## Task to carry out
Would it be possible to write out each entry below exactly, without the pictures?

## Stored entries
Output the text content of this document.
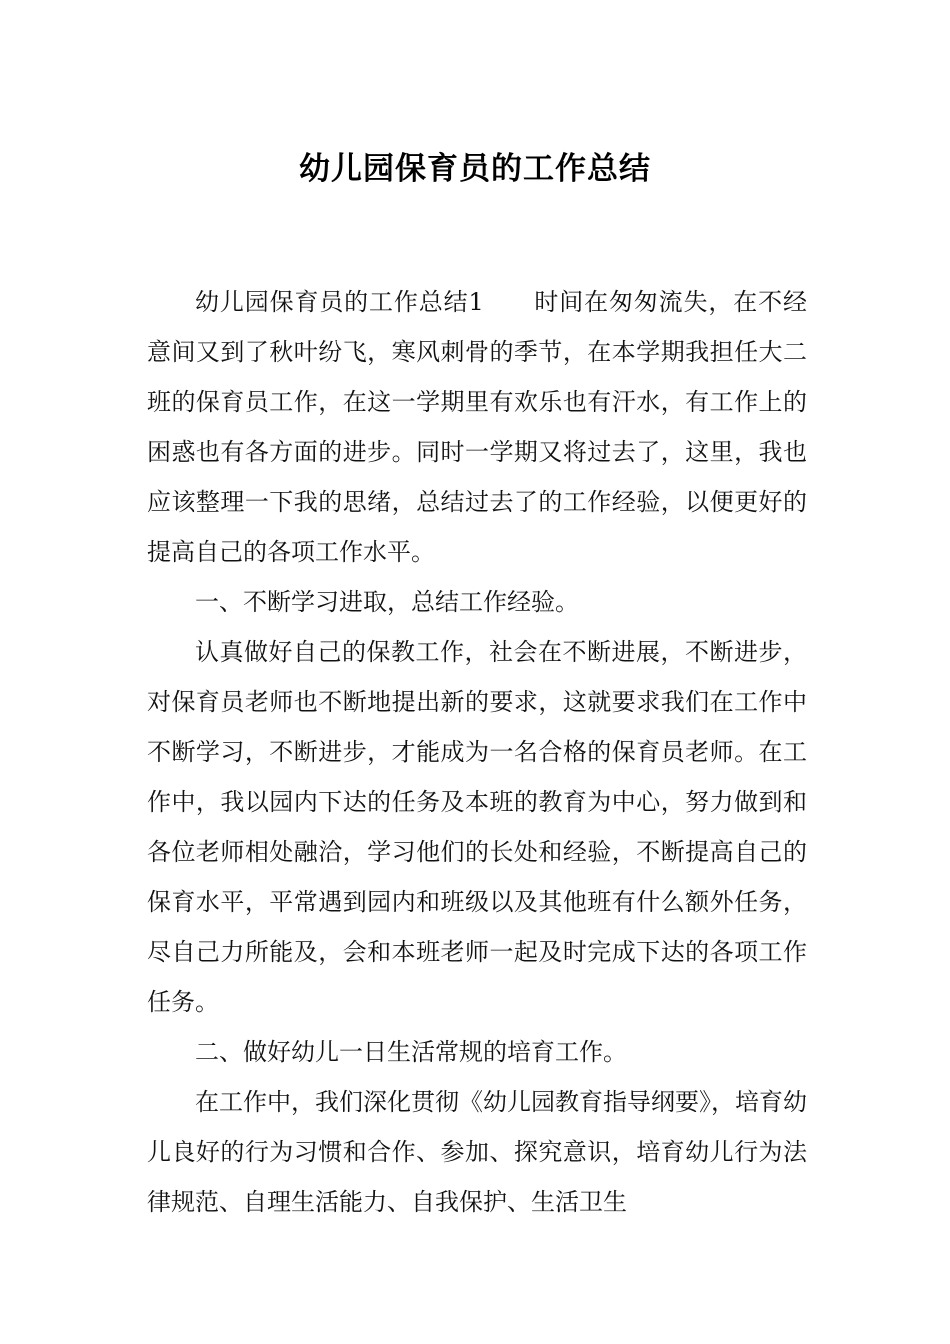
幼儿园保育员的工作总结

幼儿园保育员的工作总结1　　时间在匆匆流失，在不经意间又到了秋叶纷飞，寒风刺骨的季节，在本学期我担任大二班的保育员工作，在这一学期里有欢乐也有汗水，有工作上的困惑也有各方面的进步。同时一学期又将过去了，这里，我也应该整理一下我的思绪，总结过去了的工作经验，以便更好的提高自己的各项工作水平。

一、不断学习进取，总结工作经验。

认真做好自己的保教工作，社会在不断进展，不断进步，对保育员老师也不断地提出新的要求，这就要求我们在工作中不断学习，不断进步，才能成为一名合格的保育员老师。在工作中，我以园内下达的任务及本班的教育为中心，努力做到和各位老师相处融洽，学习他们的长处和经验，不断提高自己的保育水平，平常遇到园内和班级以及其他班有什么额外任务，尽自己力所能及，会和本班老师一起及时完成下达的各项工作任务。

二、做好幼儿一日生活常规的培育工作。

在工作中，我们深化贯彻《幼儿园教育指导纲要》，培育幼儿良好的行为习惯和合作、参加、探究意识，培育幼儿行为法律规范、自理生活能力、自我保护、生活卫生
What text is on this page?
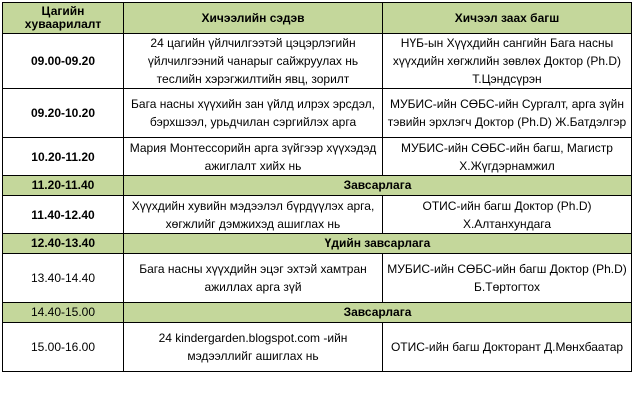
Цагийн хуваарилалт	Хичээлийн сэдэв	Хичээл заах багш
09.00-09.20	24 цагийн үйлчилгээтэй цэцэрлэгийн үйлчилгээний чанарыг сайжруулах нь теслийн хэрэгжилтийн явц, зорилт	НҮБ-ын Хүүхдийн сангийн Бага насны хүүхдийн хөгжлийн зөвлөх Доктор (Ph.D) Т.Цэндсүрэн
09.20-10.20	Бага насны хүүхийн зан үйлд илрэх эрсдэл, бэрхшээл, урьдчилан сэргийлэх арга	МУБИС-ийн СӨБС-ийн Сургалт, арга зүйн тэвийн эрхлэгч Доктор (Ph.D) Ж.Батдэлгэр
10.20-11.20	Мария Монтессорийн арга зүйгээр хүүхэдэд ажиглалт хийх нь	МУБИС-ийн СӨБС-ийн багш, Магистр Х.Жүгдэрнамжил
11.20-11.40	Завсарлага	
11.40-12.40	Хүүхдийн хувийн мэдээлэл бүрдүүлэх арга, хөгжлийг дэмжихэд ашиглах нь	ОТИС-ийн багш Доктор (Ph.D) Х.Алтанхундага
12.40-13.40	Үдийн завсарлага	
13.40-14.40	Бага насны хүүхдийн эцэг эхтэй хамтран ажиллах арга зүй	МУБИС-ийн СӨБС-ийн багш Доктор (Ph.D) Б.Төртогтох
14.40-15.00	Завсарлага	
15.00-16.00	24 kindergarden.blogspot.com -ийн мэдээллийг ашиглах нь	ОТИС-ийн багш Докторант Д.Мөнхбаатар
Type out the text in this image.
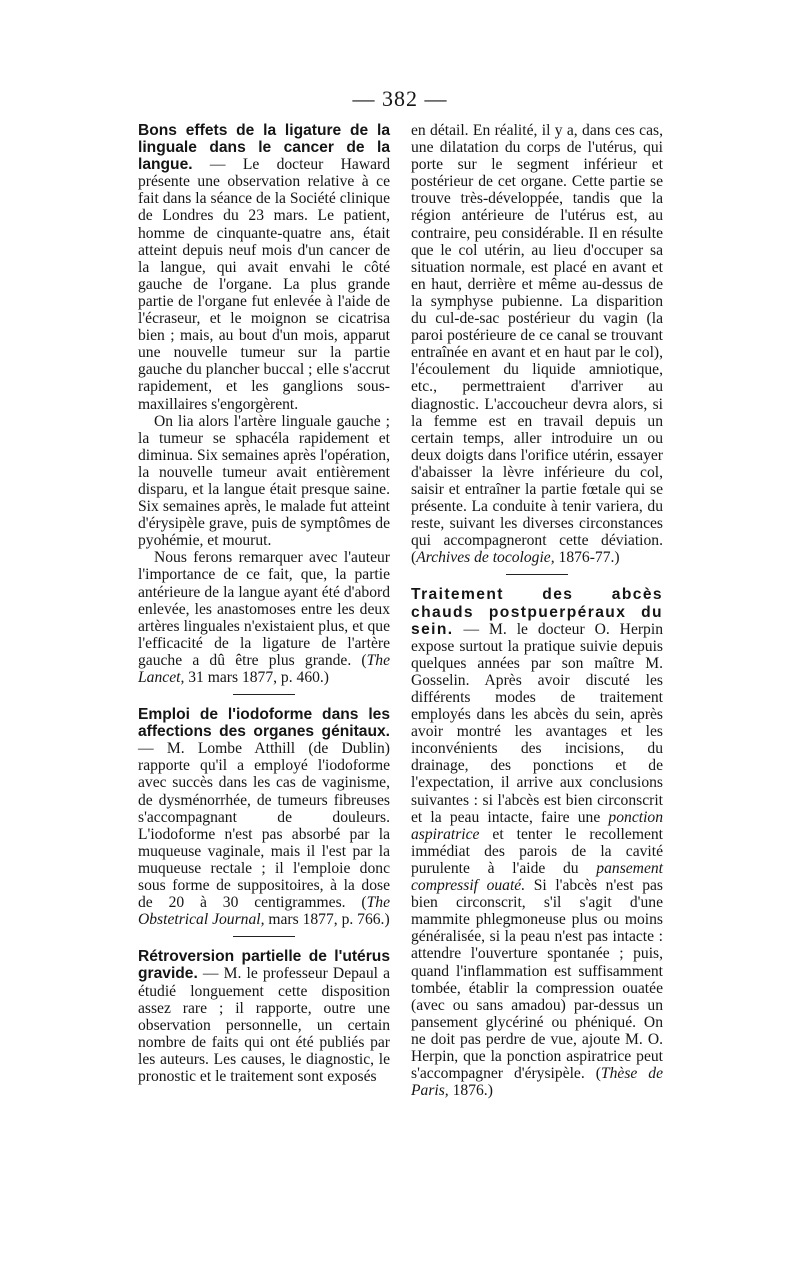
— 382 —

Bons effets de la ligature de la linguale dans le cancer de la langue. — Le docteur Haward présente une observation relative à ce fait dans la séance de la Société clinique de Londres du 23 mars. Le patient, homme de cinquante-quatre ans, était atteint depuis neuf mois d'un cancer de la langue, qui avait envahi le côté gauche de l'organe. La plus grande partie de l'organe fut enlevée à l'aide de l'écraseur, et le moignon se cicatrisa bien ; mais, au bout d'un mois, apparut une nouvelle tumeur sur la partie gauche du plancher buccal ; elle s'accrut rapidement, et les ganglions sous-maxillaires s'engorgèrent.

On lia alors l'artère linguale gauche ; la tumeur se sphacéla rapidement et diminua. Six semaines après l'opération, la nouvelle tumeur avait entièrement disparu, et la langue était presque saine. Six semaines après, le malade fut atteint d'érysipèle grave, puis de symptômes de pyohémie, et mourut.

Nous ferons remarquer avec l'auteur l'importance de ce fait, que, la partie antérieure de la langue ayant été d'abord enlevée, les anastomoses entre les deux artères linguales n'existaient plus, et que l'efficacité de la ligature de l'artère gauche a dû être plus grande. (The Lancet, 31 mars 1877, p. 460.)

Emploi de l'iodoforme dans les affections des organes génitaux. — M. Lombe Atthill (de Dublin) rapporte qu'il a employé l'iodoforme avec succès dans les cas de vaginisme, de dysménorrhée, de tumeurs fibreuses s'accompagnant de douleurs. L'iodoforme n'est pas absorbé par la muqueuse vaginale, mais il l'est par la muqueuse rectale ; il l'emploie donc sous forme de suppositoires, à la dose de 20 à 30 centigrammes. (The Obstetrical Journal, mars 1877, p. 766.)

Rétroversion partielle de l'utérus gravide. — M. le professeur Depaul a étudié longuement cette disposition assez rare ; il rapporte, outre une observation personnelle, un certain nombre de faits qui ont été publiés par les auteurs. Les causes, le diagnostic, le pronostic et le traitement sont exposés

en détail. En réalité, il y a, dans ces cas, une dilatation du corps de l'utérus, qui porte sur le segment inférieur et postérieur de cet organe. Cette partie se trouve très-développée, tandis que la région antérieure de l'utérus est, au contraire, peu considérable. Il en résulte que le col utérin, au lieu d'occuper sa situation normale, est placé en avant et en haut, derrière et même au-dessus de la symphyse pubienne. La disparition du cul-de-sac postérieur du vagin (la paroi postérieure de ce canal se trouvant entraînée en avant et en haut par le col), l'écoulement du liquide amniotique, etc., permettraient d'arriver au diagnostic. L'accoucheur devra alors, si la femme est en travail depuis un certain temps, aller introduire un ou deux doigts dans l'orifice utérin, essayer d'abaisser la lèvre inférieure du col, saisir et entraîner la partie fœtale qui se présente. La conduite à tenir variera, du reste, suivant les diverses circonstances qui accompagneront cette déviation. (Archives de tocologie, 1876-77.)

Traitement des abcès chauds postpuerpéraux du sein. — M. le docteur O. Herpin expose surtout la pratique suivie depuis quelques années par son maître M. Gosselin. Après avoir discuté les différents modes de traitement employés dans les abcès du sein, après avoir montré les avantages et les inconvénients des incisions, du drainage, des ponctions et de l'expectation, il arrive aux conclusions suivantes : si l'abcès est bien circonscrit et la peau intacte, faire une ponction aspiratrice et tenter le recollement immédiat des parois de la cavité purulente à l'aide du pansement compressif ouaté. Si l'abcès n'est pas bien circonscrit, s'il s'agit d'une mammite phlegmoneuse plus ou moins généralisée, si la peau n'est pas intacte : attendre l'ouverture spontanée ; puis, quand l'inflammation est suffisamment tombée, établir la compression ouatée (avec ou sans amadou) par-dessus un pansement glycériné ou phéniqué. On ne doit pas perdre de vue, ajoute M. O. Herpin, que la ponction aspiratrice peut s'accompagner d'érysipèle. (Thèse de Paris, 1876.)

## Solved exercise
Output the text content of this document.
幼儿园保育员的工作总结

幼儿园保育员的工作总结1　　时间在匆匆流失，在不经意间又到了秋叶纷飞，寒风刺骨的季节，在本学期我担任大二班的保育员工作，在这一学期里有欢乐也有汗水，有工作上的困惑也有各方面的进步。同时一学期又将过去了，这里，我也应该整理一下我的思绪，总结过去了的工作经验，以便更好的提高自己的各项工作水平。

一、不断学习进取，总结工作经验。

认真做好自己的保教工作，社会在不断进展，不断进步，对保育员老师也不断地提出新的要求，这就要求我们在工作中不断学习，不断进步，才能成为一名合格的保育员老师。在工作中，我以园内下达的任务及本班的教育为中心，努力做到和各位老师相处融洽，学习他们的长处和经验，不断提高自己的保育水平，平常遇到园内和班级以及其他班有什么额外任务，尽自己力所能及，会和本班老师一起及时完成下达的各项工作任务。

二、做好幼儿一日生活常规的培育工作。

在工作中，我们深化贯彻《幼儿园教育指导纲要》，培育幼儿良好的行为习惯和合作、参加、探究意识，培育幼儿行为法律规范、自理生活能力、自我保护、生活卫生
What text is on this page?
Цагийн хуваарилалт	Хичээлийн сэдэв	Хичээл заах багш
09.00-09.20	24 цагийн үйлчилгээтэй цэцэрлэгийн үйлчилгээний чанарыг сайжруулах нь теслийн хэрэгжилтийн явц, зорилт	НҮБ-ын Хүүхдийн сангийн Бага насны хүүхдийн хөгжлийн зөвлөх Доктор (Ph.D) Т.Цэндсүрэн
09.20-10.20	Бага насны хүүхийн зан үйлд илрэх эрсдэл, бэрхшээл, урьдчилан сэргийлэх арга	МУБИС-ийн СӨБС-ийн Сургалт, арга зүйн тэвийн эрхлэгч Доктор (Ph.D) Ж.Батдэлгэр
10.20-11.20	Мария Монтессорийн арга зүйгээр хүүхэдэд ажиглалт хийх нь	МУБИС-ийн СӨБС-ийн багш, Магистр Х.Жүгдэрнамжил
11.20-11.40	Завсарлага	
11.40-12.40	Хүүхдийн хувийн мэдээлэл бүрдүүлэх арга, хөгжлийг дэмжихэд ашиглах нь	ОТИС-ийн багш Доктор (Ph.D) Х.Алтанхундага
12.40-13.40	Үдийн завсарлага	
13.40-14.40	Бага насны хүүхдийн эцэг эхтэй хамтран ажиллах арга зүй	МУБИС-ийн СӨБС-ийн багш Доктор (Ph.D) Б.Төртогтох
14.40-15.00	Завсарлага	
15.00-16.00	24 kindergarden.blogspot.com -ийн мэдээллийг ашиглах нь	ОТИС-ийн багш Докторант Д.Мөнхбаатар
Type out the text in this image.
— 382 —

Bons effets de la ligature de la linguale dans le cancer de la langue. — Le docteur Haward présente une observation relative à ce fait dans la séance de la Société clinique de Londres du 23 mars. Le patient, homme de cinquante-quatre ans, était atteint depuis neuf mois d'un cancer de la langue, qui avait envahi le côté gauche de l'organe. La plus grande partie de l'organe fut enlevée à l'aide de l'écraseur, et le moignon se cicatrisa bien ; mais, au bout d'un mois, apparut une nouvelle tumeur sur la partie gauche du plancher buccal ; elle s'accrut rapidement, et les ganglions sous-maxillaires s'engorgèrent.

On lia alors l'artère linguale gauche ; la tumeur se sphacéla rapidement et diminua. Six semaines après l'opération, la nouvelle tumeur avait entièrement disparu, et la langue était presque saine. Six semaines après, le malade fut atteint d'érysipèle grave, puis de symptômes de pyohémie, et mourut.

Nous ferons remarquer avec l'auteur l'importance de ce fait, que, la partie antérieure de la langue ayant été d'abord enlevée, les anastomoses entre les deux artères linguales n'existaient plus, et que l'efficacité de la ligature de l'artère gauche a dû être plus grande. (The Lancet, 31 mars 1877, p. 460.)

Emploi de l'iodoforme dans les affections des organes génitaux. — M. Lombe Atthill (de Dublin) rapporte qu'il a employé l'iodoforme avec succès dans les cas de vaginisme, de dysménorrhée, de tumeurs fibreuses s'accompagnant de douleurs. L'iodoforme n'est pas absorbé par la muqueuse vaginale, mais il l'est par la muqueuse rectale ; il l'emploie donc sous forme de suppositoires, à la dose de 20 à 30 centigrammes. (The Obstetrical Journal, mars 1877, p. 766.)

Rétroversion partielle de l'utérus gravide. — M. le professeur Depaul a étudié longuement cette disposition assez rare ; il rapporte, outre une observation personnelle, un certain nombre de faits qui ont été publiés par les auteurs. Les causes, le diagnostic, le pronostic et le traitement sont exposés

en détail. En réalité, il y a, dans ces cas, une dilatation du corps de l'utérus, qui porte sur le segment inférieur et postérieur de cet organe. Cette partie se trouve très-développée, tandis que la région antérieure de l'utérus est, au contraire, peu considérable. Il en résulte que le col utérin, au lieu d'occuper sa situation normale, est placé en avant et en haut, derrière et même au-dessus de la symphyse pubienne. La disparition du cul-de-sac postérieur du vagin (la paroi postérieure de ce canal se trouvant entraînée en avant et en haut par le col), l'écoulement du liquide amniotique, etc., permettraient d'arriver au diagnostic. L'accoucheur devra alors, si la femme est en travail depuis un certain temps, aller introduire un ou deux doigts dans l'orifice utérin, essayer d'abaisser la lèvre inférieure du col, saisir et entraîner la partie fœtale qui se présente. La conduite à tenir variera, du reste, suivant les diverses circonstances qui accompagneront cette déviation. (Archives de tocologie, 1876-77.)

Traitement des abcès chauds postpuerpéraux du sein. — M. le docteur O. Herpin expose surtout la pratique suivie depuis quelques années par son maître M. Gosselin. Après avoir discuté les différents modes de traitement employés dans les abcès du sein, après avoir montré les avantages et les inconvénients des incisions, du drainage, des ponctions et de l'expectation, il arrive aux conclusions suivantes : si l'abcès est bien circonscrit et la peau intacte, faire une ponction aspiratrice et tenter le recollement immédiat des parois de la cavité purulente à l'aide du pansement compressif ouaté. Si l'abcès n'est pas bien circonscrit, s'il s'agit d'une mammite phlegmoneuse plus ou moins généralisée, si la peau n'est pas intacte : attendre l'ouverture spontanée ; puis, quand l'inflammation est suffisamment tombée, établir la compression ouatée (avec ou sans amadou) par-dessus un pansement glycériné ou phéniqué. On ne doit pas perdre de vue, ajoute M. O. Herpin, que la ponction aspiratrice peut s'accompagner d'érysipèle. (Thèse de Paris, 1876.)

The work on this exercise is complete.